===== SUPPLIED DATA

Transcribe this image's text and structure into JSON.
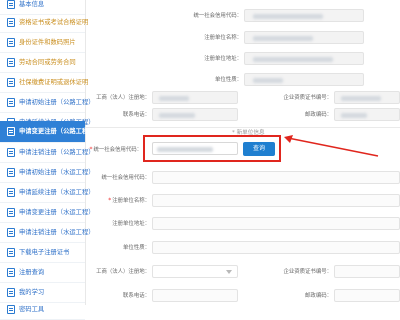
{
  "sidebar": {
    "items": [
      {
        "label": "基本信息",
        "style": "blue"
      },
      {
        "label": "资格证书或考试合格证明",
        "style": "gold"
      },
      {
        "label": "身份证件和数码照片",
        "style": "gold"
      },
      {
        "label": "劳动合同或劳务合同",
        "style": "gold"
      },
      {
        "label": "社保缴费证明或退休证明",
        "style": "gold"
      },
      {
        "label": "申请初始注册（公路工程）",
        "style": "blue"
      },
      {
        "label": "申请延续注册（公路工程）",
        "style": "blue"
      },
      {
        "label": "申请变更注册（公路工程）",
        "style": "active"
      },
      {
        "label": "申请注销注册（公路工程）",
        "style": "blue"
      },
      {
        "label": "申请初始注册（水运工程）",
        "style": "blue"
      },
      {
        "label": "申请延续注册（水运工程）",
        "style": "blue"
      },
      {
        "label": "申请变更注册（水运工程）",
        "style": "blue"
      },
      {
        "label": "申请注销注册（水运工程）",
        "style": "blue"
      },
      {
        "label": "下载电子注册证书",
        "style": "blue"
      },
      {
        "label": "注册查询",
        "style": "blue"
      },
      {
        "label": "我的学习",
        "style": "blue"
      },
      {
        "label": "密码工具",
        "style": "blue"
      }
    ]
  },
  "top_form": {
    "credit_code_label": "统一社会信用代码：",
    "unit_name_label": "注册单位名称：",
    "unit_address_label": "注册单位地址：",
    "unit_nature_label": "单位性质：",
    "legal_rep_label": "工商（法人）注册地：",
    "enterprise_cert_label": "企业资质证书编号：",
    "contact_phone_label": "联系电话：",
    "postcode_label": "邮政编码："
  },
  "section_title": "* 新单位信息",
  "new_unit": {
    "credit_code_label": "统一社会信用代码：",
    "credit_code_value": "",
    "query_button": "查询",
    "credit_code_label2": "统一社会信用代码：",
    "unit_name_label": "注册单位名称：",
    "unit_address_label": "注册单位地址：",
    "unit_nature_label": "单位性质：",
    "legal_rep_label": "工商（法人）注册地：",
    "legal_rep_value": "",
    "enterprise_cert_label": "企业资质证书编号：",
    "contact_phone_label": "联系电话：",
    "postcode_label": "邮政编码："
  },
  "colors": {
    "sidebar_active_bg": "#2f80d6",
    "sidebar_gold_text": "#c98d1c",
    "sidebar_blue_text": "#2c6fc8",
    "query_button_bg": "#1f7fd0",
    "highlight_red": "#e0261e"
  }
}
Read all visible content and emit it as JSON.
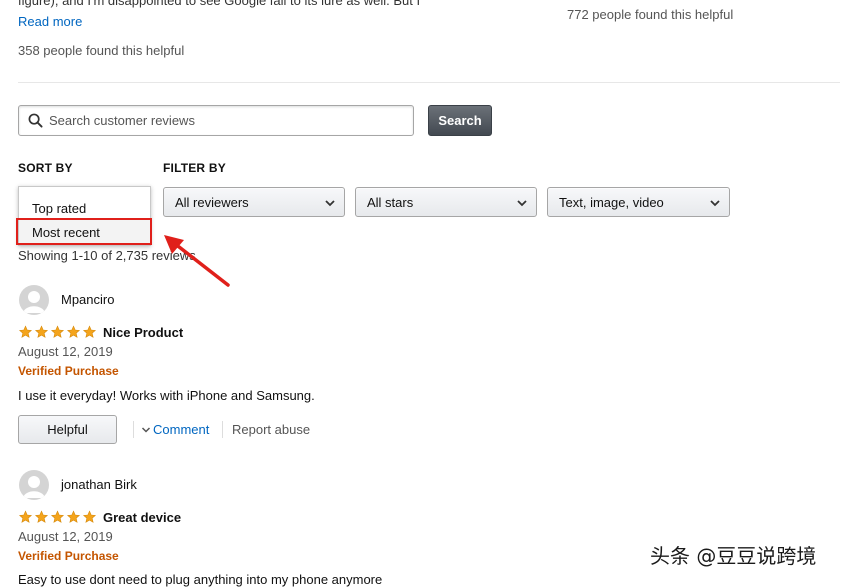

==========

WHAT YOU WILL DO: Reproduce the material word for word. Any pictures should be left out of the copy.

TASK RESPONSE:
Transcribe this image's text and structure into JSON.
{
  "sidebar": {
    "items": [
      {
        "label": "基本信息",
        "style": "blue"
      },
      {
        "label": "资格证书或考试合格证明",
        "style": "gold"
      },
      {
        "label": "身份证件和数码照片",
        "style": "gold"
      },
      {
        "label": "劳动合同或劳务合同",
        "style": "gold"
      },
      {
        "label": "社保缴费证明或退休证明",
        "style": "gold"
      },
      {
        "label": "申请初始注册（公路工程）",
        "style": "blue"
      },
      {
        "label": "申请延续注册（公路工程）",
        "style": "blue"
      },
      {
        "label": "申请变更注册（公路工程）",
        "style": "active"
      },
      {
        "label": "申请注销注册（公路工程）",
        "style": "blue"
      },
      {
        "label": "申请初始注册（水运工程）",
        "style": "blue"
      },
      {
        "label": "申请延续注册（水运工程）",
        "style": "blue"
      },
      {
        "label": "申请变更注册（水运工程）",
        "style": "blue"
      },
      {
        "label": "申请注销注册（水运工程）",
        "style": "blue"
      },
      {
        "label": "下载电子注册证书",
        "style": "blue"
      },
      {
        "label": "注册查询",
        "style": "blue"
      },
      {
        "label": "我的学习",
        "style": "blue"
      },
      {
        "label": "密码工具",
        "style": "blue"
      }
    ]
  },
  "top_form": {
    "credit_code_label": "统一社会信用代码：",
    "unit_name_label": "注册单位名称：",
    "unit_address_label": "注册单位地址：",
    "unit_nature_label": "单位性质：",
    "legal_rep_label": "工商（法人）注册地：",
    "enterprise_cert_label": "企业资质证书编号：",
    "contact_phone_label": "联系电话：",
    "postcode_label": "邮政编码："
  },
  "section_title": "* 新单位信息",
  "new_unit": {
    "credit_code_label": "统一社会信用代码：",
    "credit_code_value": "",
    "query_button": "查询",
    "credit_code_label2": "统一社会信用代码：",
    "unit_name_label": "注册单位名称：",
    "unit_address_label": "注册单位地址：",
    "unit_nature_label": "单位性质：",
    "legal_rep_label": "工商（法人）注册地：",
    "legal_rep_value": "",
    "enterprise_cert_label": "企业资质证书编号：",
    "contact_phone_label": "联系电话：",
    "postcode_label": "邮政编码："
  },
  "colors": {
    "sidebar_active_bg": "#2f80d6",
    "sidebar_gold_text": "#c98d1c",
    "sidebar_blue_text": "#2c6fc8",
    "query_button_bg": "#1f7fd0",
    "highlight_red": "#e0261e"
  }
}
Read all visible content and emit it as JSON.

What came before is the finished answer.